Brief: Search the listing below for the word "понять" and copy each line that holds it.

:: Dataset ::

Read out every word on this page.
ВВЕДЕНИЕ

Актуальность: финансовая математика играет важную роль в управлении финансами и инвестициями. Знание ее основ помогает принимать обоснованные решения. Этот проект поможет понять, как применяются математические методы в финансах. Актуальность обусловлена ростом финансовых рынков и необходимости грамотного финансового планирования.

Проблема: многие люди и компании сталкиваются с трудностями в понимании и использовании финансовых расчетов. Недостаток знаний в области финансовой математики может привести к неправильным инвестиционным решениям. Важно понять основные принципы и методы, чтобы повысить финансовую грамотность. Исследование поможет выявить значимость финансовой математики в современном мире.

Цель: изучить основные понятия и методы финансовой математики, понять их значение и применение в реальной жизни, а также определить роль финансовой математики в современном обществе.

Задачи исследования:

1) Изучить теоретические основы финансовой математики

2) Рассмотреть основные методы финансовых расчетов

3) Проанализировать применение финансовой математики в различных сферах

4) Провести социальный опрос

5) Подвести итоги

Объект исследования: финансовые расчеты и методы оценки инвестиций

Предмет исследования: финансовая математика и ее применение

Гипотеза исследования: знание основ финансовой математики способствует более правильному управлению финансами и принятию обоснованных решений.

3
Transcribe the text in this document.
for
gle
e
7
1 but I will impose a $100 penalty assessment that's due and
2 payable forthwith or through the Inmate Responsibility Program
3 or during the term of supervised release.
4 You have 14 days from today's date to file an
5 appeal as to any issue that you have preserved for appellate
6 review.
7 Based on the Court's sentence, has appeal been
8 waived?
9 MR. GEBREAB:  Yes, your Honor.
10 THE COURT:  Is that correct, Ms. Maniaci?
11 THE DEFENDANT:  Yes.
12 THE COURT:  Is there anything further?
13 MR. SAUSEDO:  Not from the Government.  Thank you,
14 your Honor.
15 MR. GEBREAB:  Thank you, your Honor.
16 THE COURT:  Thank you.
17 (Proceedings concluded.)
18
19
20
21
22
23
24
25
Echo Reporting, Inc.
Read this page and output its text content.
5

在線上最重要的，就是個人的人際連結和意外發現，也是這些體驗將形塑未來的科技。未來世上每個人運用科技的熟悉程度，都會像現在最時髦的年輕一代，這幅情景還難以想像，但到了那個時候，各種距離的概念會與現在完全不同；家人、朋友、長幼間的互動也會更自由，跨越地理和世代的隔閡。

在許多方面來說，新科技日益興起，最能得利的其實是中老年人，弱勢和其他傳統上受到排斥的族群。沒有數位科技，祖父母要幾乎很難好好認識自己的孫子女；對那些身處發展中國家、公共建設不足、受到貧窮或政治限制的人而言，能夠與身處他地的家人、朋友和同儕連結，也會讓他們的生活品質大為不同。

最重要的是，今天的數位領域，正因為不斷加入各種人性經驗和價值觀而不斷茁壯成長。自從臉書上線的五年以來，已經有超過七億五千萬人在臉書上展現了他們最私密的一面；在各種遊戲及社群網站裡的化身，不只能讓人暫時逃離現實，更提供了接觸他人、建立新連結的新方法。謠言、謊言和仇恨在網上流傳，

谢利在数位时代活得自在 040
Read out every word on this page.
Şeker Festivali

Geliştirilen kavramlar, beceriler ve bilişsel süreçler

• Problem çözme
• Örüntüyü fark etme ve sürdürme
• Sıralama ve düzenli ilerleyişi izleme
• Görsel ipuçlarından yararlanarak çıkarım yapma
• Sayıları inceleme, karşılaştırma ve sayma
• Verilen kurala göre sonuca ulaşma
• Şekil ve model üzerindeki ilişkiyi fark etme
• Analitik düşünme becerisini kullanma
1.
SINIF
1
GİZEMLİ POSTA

:::

Answer:
Актуальность: финансовая математика играет важную роль в управлении финансами и инвестициями. Знание ее основ помогает принимать обоснованные решения. Этот проект поможет понять, как применяются математические методы в финансах. Актуальность обусловлена ростом финансовых рынков и необходимости грамотного финансового планирования.
Проблема: многие люди и компании сталкиваются с трудностями в понимании и использовании финансовых расчетов. Недостаток знаний в области финансовой математики может привести к неправильным инвестиционным решениям. Важно понять основные принципы и методы, чтобы повысить финансовую грамотность. Исследование поможет выявить значимость финансовой математики в современном мире.
Цель: изучить основные понятия и методы финансовой математики, понять их значение и применение в реальной жизни, а также определить роль финансовой математики в современном обществе.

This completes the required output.